■ **BRIEF**: Show every line of the records below that contains the word "Length".

■ **RECORDS TO PROCESS**:
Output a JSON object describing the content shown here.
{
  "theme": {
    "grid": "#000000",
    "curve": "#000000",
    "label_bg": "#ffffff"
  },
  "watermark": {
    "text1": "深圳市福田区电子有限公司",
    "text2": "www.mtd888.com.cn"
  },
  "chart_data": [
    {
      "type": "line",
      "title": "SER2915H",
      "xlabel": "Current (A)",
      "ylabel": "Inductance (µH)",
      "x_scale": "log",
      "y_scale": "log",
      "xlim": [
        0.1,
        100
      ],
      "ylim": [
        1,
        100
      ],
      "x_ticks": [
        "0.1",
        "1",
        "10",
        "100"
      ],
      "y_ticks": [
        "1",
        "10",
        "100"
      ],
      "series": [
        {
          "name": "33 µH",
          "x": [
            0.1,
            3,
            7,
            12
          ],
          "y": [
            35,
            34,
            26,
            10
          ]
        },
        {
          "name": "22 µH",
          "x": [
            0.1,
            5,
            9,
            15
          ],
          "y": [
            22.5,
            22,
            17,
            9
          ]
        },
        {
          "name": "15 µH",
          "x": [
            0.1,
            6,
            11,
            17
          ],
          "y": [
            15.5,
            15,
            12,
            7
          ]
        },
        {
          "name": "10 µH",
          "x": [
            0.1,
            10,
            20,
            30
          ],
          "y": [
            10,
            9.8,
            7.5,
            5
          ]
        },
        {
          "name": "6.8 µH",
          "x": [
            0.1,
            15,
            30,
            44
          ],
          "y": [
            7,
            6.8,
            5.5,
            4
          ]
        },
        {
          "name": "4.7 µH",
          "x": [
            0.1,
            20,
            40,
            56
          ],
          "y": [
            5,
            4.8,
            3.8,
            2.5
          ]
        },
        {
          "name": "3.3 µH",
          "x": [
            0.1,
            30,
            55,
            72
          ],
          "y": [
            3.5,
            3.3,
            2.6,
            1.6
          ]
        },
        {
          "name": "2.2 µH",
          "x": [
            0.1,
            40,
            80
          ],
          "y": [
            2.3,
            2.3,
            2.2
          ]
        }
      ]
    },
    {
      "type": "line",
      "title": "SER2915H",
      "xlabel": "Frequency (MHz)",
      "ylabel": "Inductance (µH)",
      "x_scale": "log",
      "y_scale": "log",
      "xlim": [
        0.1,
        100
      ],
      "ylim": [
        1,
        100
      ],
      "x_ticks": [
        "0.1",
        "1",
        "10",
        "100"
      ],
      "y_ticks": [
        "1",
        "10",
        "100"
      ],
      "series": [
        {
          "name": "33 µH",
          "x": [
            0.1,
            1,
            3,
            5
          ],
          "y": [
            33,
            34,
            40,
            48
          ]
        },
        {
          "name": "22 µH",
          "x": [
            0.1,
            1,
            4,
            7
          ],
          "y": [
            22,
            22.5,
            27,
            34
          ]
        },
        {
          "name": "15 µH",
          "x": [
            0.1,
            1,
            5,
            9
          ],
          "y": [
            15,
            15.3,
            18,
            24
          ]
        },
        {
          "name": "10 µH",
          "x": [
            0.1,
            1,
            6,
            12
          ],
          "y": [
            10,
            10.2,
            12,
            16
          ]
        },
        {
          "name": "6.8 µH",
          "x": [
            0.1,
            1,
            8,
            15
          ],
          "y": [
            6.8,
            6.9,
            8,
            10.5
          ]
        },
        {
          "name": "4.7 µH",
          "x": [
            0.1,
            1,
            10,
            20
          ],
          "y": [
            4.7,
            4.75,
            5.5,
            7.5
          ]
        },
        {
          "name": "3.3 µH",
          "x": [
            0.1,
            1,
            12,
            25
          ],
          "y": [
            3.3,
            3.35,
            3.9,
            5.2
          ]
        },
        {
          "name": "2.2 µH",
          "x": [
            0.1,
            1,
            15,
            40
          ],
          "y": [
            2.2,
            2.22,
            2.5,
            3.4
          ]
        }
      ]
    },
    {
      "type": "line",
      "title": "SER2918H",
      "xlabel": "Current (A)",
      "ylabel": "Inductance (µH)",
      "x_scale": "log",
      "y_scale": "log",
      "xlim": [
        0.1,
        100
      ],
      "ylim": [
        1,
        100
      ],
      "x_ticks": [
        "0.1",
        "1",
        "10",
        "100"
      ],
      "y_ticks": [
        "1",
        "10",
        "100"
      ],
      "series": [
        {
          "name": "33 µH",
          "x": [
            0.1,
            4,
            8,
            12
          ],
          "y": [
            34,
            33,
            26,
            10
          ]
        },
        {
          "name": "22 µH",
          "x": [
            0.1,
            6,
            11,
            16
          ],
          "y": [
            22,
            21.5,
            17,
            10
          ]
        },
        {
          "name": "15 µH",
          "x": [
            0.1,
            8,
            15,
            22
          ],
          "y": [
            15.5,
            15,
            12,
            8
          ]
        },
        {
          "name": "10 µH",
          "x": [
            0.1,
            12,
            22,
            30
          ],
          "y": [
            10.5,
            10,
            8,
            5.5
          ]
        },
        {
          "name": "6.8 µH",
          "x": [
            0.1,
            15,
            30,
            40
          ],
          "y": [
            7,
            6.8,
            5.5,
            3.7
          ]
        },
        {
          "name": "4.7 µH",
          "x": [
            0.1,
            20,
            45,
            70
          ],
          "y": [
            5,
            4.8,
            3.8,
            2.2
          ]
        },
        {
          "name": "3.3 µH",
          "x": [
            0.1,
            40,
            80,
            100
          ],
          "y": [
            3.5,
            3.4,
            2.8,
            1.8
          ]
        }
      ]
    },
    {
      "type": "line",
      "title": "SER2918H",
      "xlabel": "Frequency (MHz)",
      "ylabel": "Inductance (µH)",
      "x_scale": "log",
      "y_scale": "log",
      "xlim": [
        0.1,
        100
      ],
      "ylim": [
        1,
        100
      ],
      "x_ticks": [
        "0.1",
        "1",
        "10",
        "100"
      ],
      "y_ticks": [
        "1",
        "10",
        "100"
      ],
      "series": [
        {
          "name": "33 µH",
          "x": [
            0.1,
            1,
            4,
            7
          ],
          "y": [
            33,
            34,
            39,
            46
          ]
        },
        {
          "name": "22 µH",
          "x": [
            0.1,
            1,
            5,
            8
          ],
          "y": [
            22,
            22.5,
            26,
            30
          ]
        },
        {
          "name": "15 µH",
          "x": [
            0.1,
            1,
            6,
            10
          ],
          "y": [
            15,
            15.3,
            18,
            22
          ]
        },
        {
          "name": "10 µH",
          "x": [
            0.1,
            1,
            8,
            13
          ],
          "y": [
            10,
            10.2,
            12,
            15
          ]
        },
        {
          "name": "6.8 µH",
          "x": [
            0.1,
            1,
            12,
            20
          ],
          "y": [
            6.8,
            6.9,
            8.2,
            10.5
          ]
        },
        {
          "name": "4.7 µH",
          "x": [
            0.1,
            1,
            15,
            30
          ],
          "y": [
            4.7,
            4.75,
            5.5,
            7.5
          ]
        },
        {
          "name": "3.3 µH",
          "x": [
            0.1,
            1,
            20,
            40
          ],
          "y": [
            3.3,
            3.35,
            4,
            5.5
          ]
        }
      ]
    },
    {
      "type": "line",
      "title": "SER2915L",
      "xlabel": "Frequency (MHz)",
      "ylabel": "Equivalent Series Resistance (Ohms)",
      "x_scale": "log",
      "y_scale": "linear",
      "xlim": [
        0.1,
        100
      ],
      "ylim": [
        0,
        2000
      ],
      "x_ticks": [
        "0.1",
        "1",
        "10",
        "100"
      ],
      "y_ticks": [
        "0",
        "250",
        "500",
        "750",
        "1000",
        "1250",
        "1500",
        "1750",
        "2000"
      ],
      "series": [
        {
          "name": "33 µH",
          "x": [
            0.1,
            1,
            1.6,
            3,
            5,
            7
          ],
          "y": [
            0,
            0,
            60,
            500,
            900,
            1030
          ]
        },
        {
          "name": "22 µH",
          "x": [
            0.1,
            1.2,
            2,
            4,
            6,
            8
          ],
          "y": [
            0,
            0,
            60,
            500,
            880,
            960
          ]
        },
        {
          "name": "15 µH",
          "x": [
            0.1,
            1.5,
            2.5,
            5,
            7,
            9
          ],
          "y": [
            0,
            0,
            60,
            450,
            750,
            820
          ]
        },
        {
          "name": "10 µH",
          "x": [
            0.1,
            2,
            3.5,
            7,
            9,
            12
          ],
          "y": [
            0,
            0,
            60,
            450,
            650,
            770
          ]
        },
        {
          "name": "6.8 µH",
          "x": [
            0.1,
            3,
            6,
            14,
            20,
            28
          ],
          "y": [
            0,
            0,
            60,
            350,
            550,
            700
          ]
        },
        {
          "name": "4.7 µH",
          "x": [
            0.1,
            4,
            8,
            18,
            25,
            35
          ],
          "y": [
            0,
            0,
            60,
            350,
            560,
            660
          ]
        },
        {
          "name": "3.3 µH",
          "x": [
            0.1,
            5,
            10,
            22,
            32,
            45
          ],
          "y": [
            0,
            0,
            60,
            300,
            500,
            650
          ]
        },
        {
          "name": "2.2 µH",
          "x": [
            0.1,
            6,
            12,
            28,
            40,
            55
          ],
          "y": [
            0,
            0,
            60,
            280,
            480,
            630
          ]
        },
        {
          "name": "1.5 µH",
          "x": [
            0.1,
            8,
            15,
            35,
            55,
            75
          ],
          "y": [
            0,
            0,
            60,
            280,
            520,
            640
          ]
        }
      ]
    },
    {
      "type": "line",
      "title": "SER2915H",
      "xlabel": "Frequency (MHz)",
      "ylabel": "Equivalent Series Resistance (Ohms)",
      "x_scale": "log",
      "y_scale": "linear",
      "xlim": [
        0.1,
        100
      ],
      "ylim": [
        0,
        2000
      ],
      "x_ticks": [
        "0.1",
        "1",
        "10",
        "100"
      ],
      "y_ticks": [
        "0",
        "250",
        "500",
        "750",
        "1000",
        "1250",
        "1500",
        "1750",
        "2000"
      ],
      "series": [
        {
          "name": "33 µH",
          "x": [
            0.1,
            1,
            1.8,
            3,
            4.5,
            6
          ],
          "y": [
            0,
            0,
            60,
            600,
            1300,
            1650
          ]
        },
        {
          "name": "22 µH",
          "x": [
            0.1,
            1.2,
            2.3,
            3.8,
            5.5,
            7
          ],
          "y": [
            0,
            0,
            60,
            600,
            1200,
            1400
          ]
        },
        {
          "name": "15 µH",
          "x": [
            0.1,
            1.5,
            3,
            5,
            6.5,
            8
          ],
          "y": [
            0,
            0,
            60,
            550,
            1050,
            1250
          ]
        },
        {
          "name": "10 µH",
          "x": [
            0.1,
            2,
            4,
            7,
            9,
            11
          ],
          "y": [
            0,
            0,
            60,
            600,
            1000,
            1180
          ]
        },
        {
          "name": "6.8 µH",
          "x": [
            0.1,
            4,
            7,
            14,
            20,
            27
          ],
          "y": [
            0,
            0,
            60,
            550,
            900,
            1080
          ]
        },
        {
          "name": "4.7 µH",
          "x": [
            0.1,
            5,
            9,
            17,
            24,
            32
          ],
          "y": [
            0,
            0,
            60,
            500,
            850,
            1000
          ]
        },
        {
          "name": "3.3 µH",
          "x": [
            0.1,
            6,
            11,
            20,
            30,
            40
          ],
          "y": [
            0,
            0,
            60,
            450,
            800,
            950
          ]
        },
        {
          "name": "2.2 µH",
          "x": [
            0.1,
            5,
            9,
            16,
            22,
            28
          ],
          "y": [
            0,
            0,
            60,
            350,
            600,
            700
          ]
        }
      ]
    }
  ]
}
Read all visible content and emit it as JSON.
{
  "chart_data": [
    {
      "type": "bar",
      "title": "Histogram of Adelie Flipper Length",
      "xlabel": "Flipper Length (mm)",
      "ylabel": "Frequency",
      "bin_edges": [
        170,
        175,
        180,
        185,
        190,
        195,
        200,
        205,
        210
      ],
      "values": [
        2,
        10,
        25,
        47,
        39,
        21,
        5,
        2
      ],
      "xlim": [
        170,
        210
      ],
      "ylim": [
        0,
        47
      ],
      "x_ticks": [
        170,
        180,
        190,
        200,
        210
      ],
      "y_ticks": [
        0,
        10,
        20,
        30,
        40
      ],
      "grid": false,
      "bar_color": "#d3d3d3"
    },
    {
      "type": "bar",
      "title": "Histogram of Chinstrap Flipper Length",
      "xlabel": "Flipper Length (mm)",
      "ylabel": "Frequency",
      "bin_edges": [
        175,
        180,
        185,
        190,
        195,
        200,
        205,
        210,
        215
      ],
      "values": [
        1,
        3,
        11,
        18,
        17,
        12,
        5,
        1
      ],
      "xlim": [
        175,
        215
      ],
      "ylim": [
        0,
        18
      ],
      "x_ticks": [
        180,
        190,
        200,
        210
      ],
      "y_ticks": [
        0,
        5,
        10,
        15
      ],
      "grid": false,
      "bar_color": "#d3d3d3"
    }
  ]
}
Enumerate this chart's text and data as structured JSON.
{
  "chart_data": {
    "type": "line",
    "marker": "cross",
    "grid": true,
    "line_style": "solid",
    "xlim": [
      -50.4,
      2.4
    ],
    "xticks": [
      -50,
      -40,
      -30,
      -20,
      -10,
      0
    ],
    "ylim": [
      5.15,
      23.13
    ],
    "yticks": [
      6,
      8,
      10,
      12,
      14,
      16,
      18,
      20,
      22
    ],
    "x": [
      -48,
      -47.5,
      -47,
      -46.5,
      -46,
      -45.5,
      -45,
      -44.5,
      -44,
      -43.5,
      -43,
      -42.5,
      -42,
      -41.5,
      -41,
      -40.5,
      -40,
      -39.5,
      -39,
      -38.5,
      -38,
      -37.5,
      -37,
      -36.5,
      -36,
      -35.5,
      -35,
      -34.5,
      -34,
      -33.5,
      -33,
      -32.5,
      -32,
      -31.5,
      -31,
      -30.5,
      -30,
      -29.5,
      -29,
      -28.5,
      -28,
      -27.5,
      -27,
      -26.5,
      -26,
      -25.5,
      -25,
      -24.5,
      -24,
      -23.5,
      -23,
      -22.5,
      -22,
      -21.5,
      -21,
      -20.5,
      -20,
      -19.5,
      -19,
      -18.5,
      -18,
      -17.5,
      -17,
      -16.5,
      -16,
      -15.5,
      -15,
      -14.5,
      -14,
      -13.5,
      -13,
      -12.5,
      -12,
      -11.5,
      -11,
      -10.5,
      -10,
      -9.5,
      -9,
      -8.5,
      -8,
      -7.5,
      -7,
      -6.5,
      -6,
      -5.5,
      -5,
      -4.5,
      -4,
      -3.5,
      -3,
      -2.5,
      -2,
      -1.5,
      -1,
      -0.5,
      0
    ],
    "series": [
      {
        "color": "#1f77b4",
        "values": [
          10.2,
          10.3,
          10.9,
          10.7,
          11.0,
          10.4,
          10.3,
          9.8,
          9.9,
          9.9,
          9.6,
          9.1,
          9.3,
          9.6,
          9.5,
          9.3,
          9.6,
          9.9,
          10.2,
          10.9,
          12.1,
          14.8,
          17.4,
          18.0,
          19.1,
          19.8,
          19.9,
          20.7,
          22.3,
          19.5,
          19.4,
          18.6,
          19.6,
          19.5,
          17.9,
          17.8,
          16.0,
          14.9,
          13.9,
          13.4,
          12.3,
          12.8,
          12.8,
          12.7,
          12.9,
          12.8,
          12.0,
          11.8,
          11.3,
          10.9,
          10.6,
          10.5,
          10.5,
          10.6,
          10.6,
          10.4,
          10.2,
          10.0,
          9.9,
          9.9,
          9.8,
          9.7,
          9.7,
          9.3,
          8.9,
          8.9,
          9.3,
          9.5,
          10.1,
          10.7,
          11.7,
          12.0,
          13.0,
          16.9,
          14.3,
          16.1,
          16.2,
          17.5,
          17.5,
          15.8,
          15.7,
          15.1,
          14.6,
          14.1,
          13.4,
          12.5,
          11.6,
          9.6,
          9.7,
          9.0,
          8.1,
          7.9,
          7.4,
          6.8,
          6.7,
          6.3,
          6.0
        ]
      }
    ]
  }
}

■ **FULL OUTPUT**:
      "title": "Histogram of Adelie Flipper Length",
      "xlabel": "Flipper Length (mm)",
      "title": "Histogram of Chinstrap Flipper Length",
      "xlabel": "Flipper Length (mm)",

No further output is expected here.